Pictures are not part of the copy; repeat everything else in the records exactly.

Dataset items
= = = = = = =
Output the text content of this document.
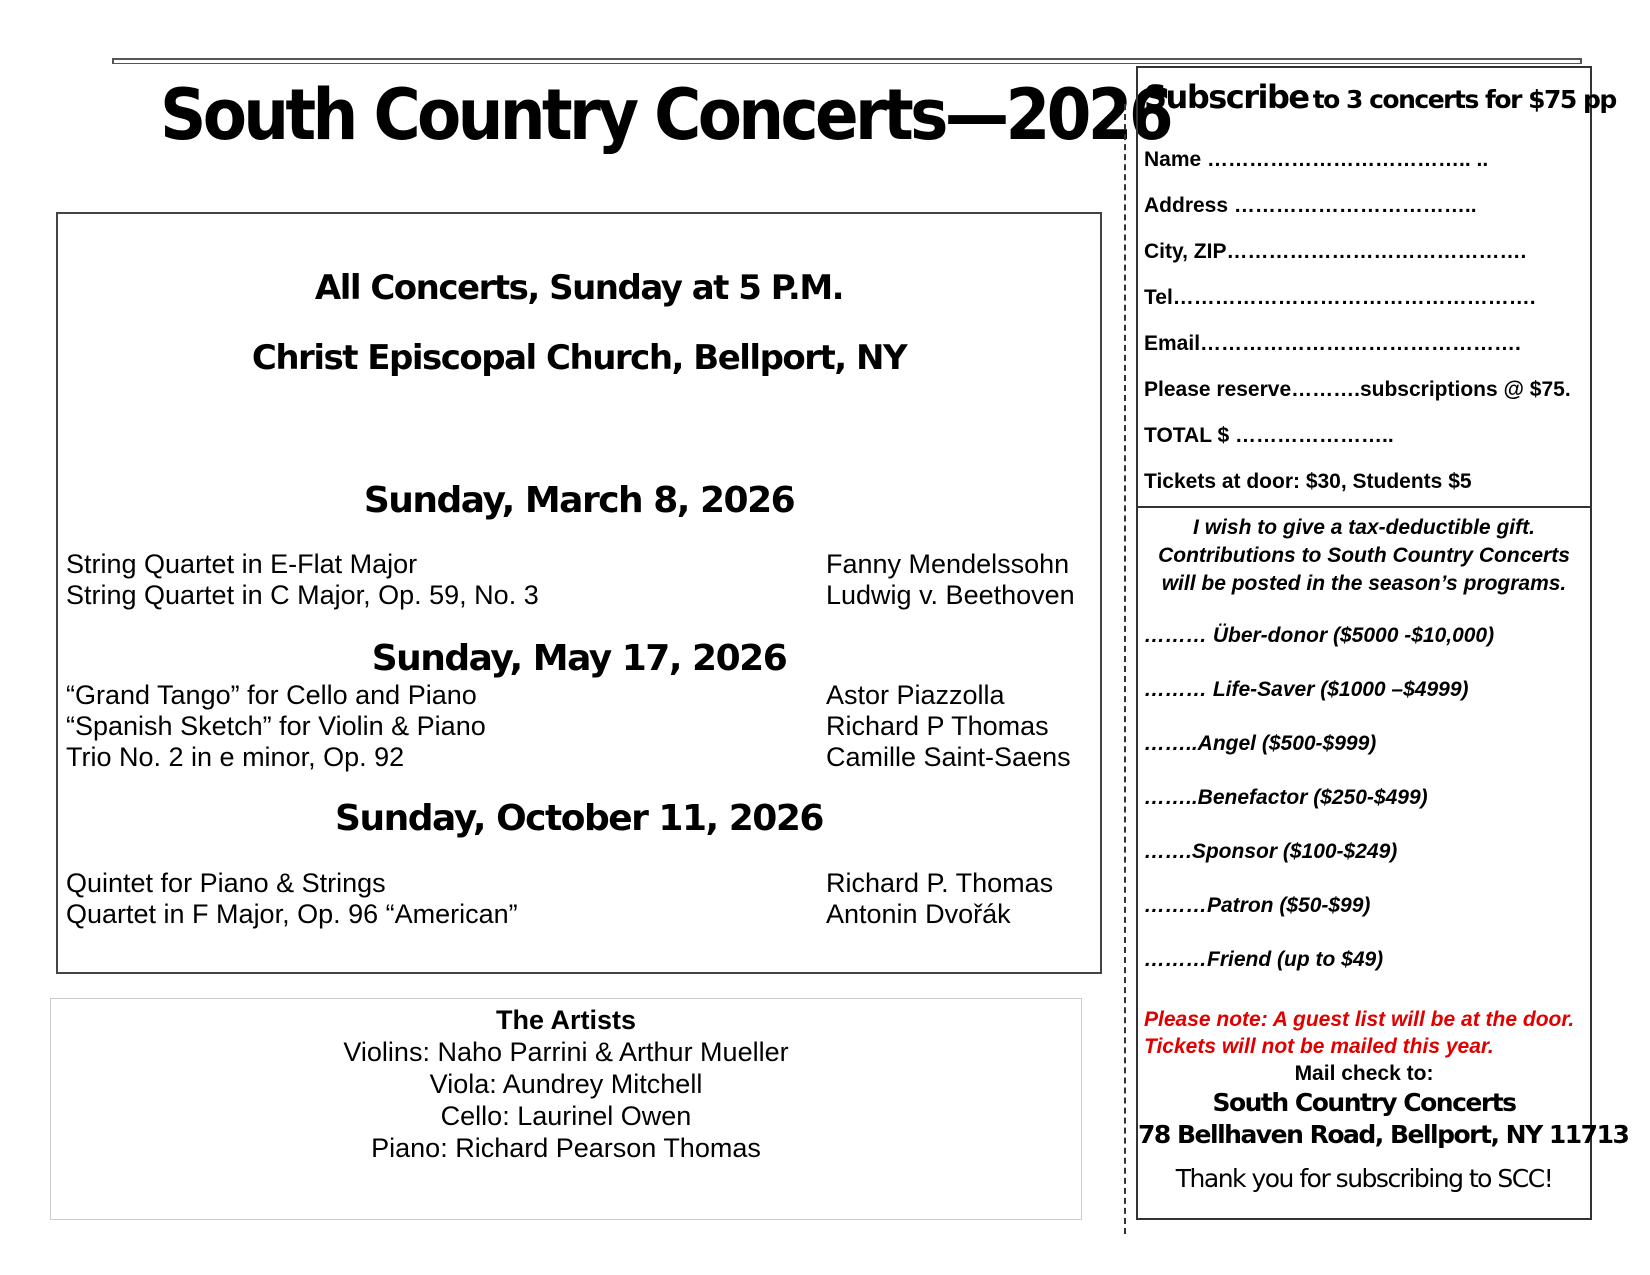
South Country Concerts—2026
All Concerts, Sunday at 5 P.M.
Christ Episcopal Church, Bellport, NY
Sunday, March 8, 2026
String Quartet in E-Flat Major	Fanny Mendelssohn
String Quartet in C Major, Op. 59, No. 3	Ludwig v. Beethoven
Sunday, May 17, 2026
“Grand Tango” for Cello and Piano	Astor Piazzolla
“Spanish Sketch” for Violin & Piano	Richard P Thomas
Trio No. 2 in e minor, Op. 92	Camille Saint-Saens
Sunday, October 11, 2026
Quintet for Piano & Strings	Richard P. Thomas
Quartet in F Major, Op. 96 “American”	Antonin Dvořák
The Artists
Violins: Naho Parrini & Arthur Mueller
Viola: Aundrey Mitchell
Cello: Laurinel Owen
Piano: Richard Pearson Thomas
Subscribe to 3 concerts for $75 pp
Name ……………………………….. ..
Address ……………………………..
City, ZIP…………………………………….
Tel…………………………………………….
Email……………………………………….
Please reserve……….subscriptions @ $75.
TOTAL $ …………………..
Tickets at door: $30, Students $5
I wish to give a tax-deductible gift.
Contributions to South Country Concerts
will be posted in the season’s programs.
……… Über-donor ($5000 -$10,000)
……… Life-Saver ($1000 –$4999)
……..Angel ($500-$999)
……..Benefactor ($250-$499)
…….Sponsor ($100-$249)
………Patron ($50-$99)
………Friend (up to $49)
Please note: A guest list will be at the door. Tickets will not be mailed this year.
Mail check to:
South Country Concerts
78 Bellhaven Road, Bellport, NY 11713
Thank you for subscribing to SCC!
= = = = = = =
Answer to this problem -
Output the text content of this document.
South Country Concerts—2026
All Concerts, Sunday at 5 P.M.
Christ Episcopal Church, Bellport, NY
Sunday, March 8, 2026
String Quartet in E-Flat Major	Fanny Mendelssohn
String Quartet in C Major, Op. 59, No. 3	Ludwig v. Beethoven
Sunday, May 17, 2026
“Grand Tango” for Cello and Piano	Astor Piazzolla
“Spanish Sketch” for Violin & Piano	Richard P Thomas
Trio No. 2 in e minor, Op. 92	Camille Saint-Saens
Sunday, October 11, 2026
Quintet for Piano & Strings	Richard P. Thomas
Quartet in F Major, Op. 96 “American”	Antonin Dvořák
The Artists
Violins: Naho Parrini & Arthur Mueller
Viola: Aundrey Mitchell
Cello: Laurinel Owen
Piano: Richard Pearson Thomas
Subscribe to 3 concerts for $75 pp
Name ……………………………….. ..
Address ……………………………..
City, ZIP…………………………………….
Tel…………………………………………….
Email……………………………………….
Please reserve……….subscriptions @ $75.
TOTAL $ …………………..
Tickets at door: $30, Students $5
I wish to give a tax-deductible gift.
Contributions to South Country Concerts
will be posted in the season’s programs.
……… Über-donor ($5000 -$10,000)
……… Life-Saver ($1000 –$4999)
……..Angel ($500-$999)
……..Benefactor ($250-$499)
…….Sponsor ($100-$249)
………Patron ($50-$99)
………Friend (up to $49)
Please note: A guest list will be at the door. Tickets will not be mailed this year.
Mail check to:
South Country Concerts
78 Bellhaven Road, Bellport, NY 11713
Thank you for subscribing to SCC!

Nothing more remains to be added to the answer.